TASK TO COMPLETE: Identify the lines bearing the string "title" and gather them.

»»

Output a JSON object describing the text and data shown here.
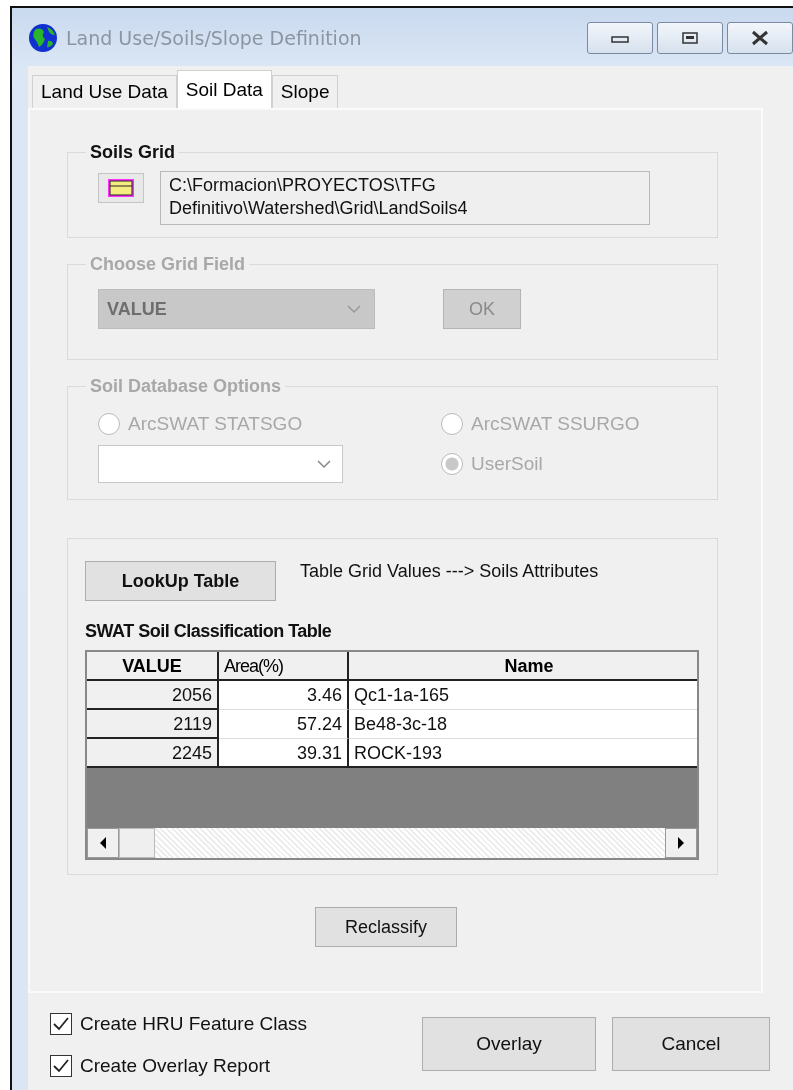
{
  "window": {
    "title": "Land Use/Soils/Slope Definition"
  },
  "tabs": [
    {
      "label": "Land Use Data",
      "selected": false
    },
    {
      "label": "Soil Data",
      "selected": true
    },
    {
      "label": "Slope",
      "selected": false
    }
  ],
  "soils_grid": {
    "title": "Soils Grid",
    "path": "C:\\Formacion\\PROYECTOS\\TFG Definitivo\\Watershed\\Grid\\LandSoils4"
  },
  "grid_field": {
    "title": "Choose Grid Field",
    "disabled": true,
    "field": "VALUE",
    "ok_button": "OK"
  },
  "soil_database": {
    "title": "Soil Database Options",
    "disabled": true,
    "options": [
      {
        "label": "ArcSWAT STATSGO",
        "selected": false
      },
      {
        "label": "ArcSWAT SSURGO",
        "selected": false
      },
      {
        "label": "UserSoil",
        "selected": true
      }
    ]
  },
  "lookup": {
    "button": "LookUp Table",
    "note": "Table Grid Values ---> Soils Attributes"
  },
  "table": {
    "title": "SWAT Soil Classification Table",
    "columns": [
      {
        "label": "VALUE",
        "bold": true
      },
      {
        "label": "Area(%)",
        "bold": false
      },
      {
        "label": "Name",
        "bold": true
      }
    ],
    "rows": [
      [
        "2056",
        "3.46",
        "Qc1-1a-165"
      ],
      [
        "2119",
        "57.24",
        "Be48-3c-18"
      ],
      [
        "2245",
        "39.31",
        "ROCK-193"
      ]
    ]
  },
  "reclassify_button": "Reclassify",
  "options": [
    {
      "label": "Create HRU Feature Class",
      "checked": true
    },
    {
      "label": "Create Overlay Report",
      "checked": true
    }
  ],
  "buttons": [
    "Overlay",
    "Cancel"
  ]
}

««

RESPONSE TO THE EXERCISE:
    "title": "Land Use/Soils/Slope Definition"
    "title": "Soils Grid",
    "title": "Choose Grid Field",
    "title": "Soil Database Options",
    "title": "SWAT Soil Classification Table",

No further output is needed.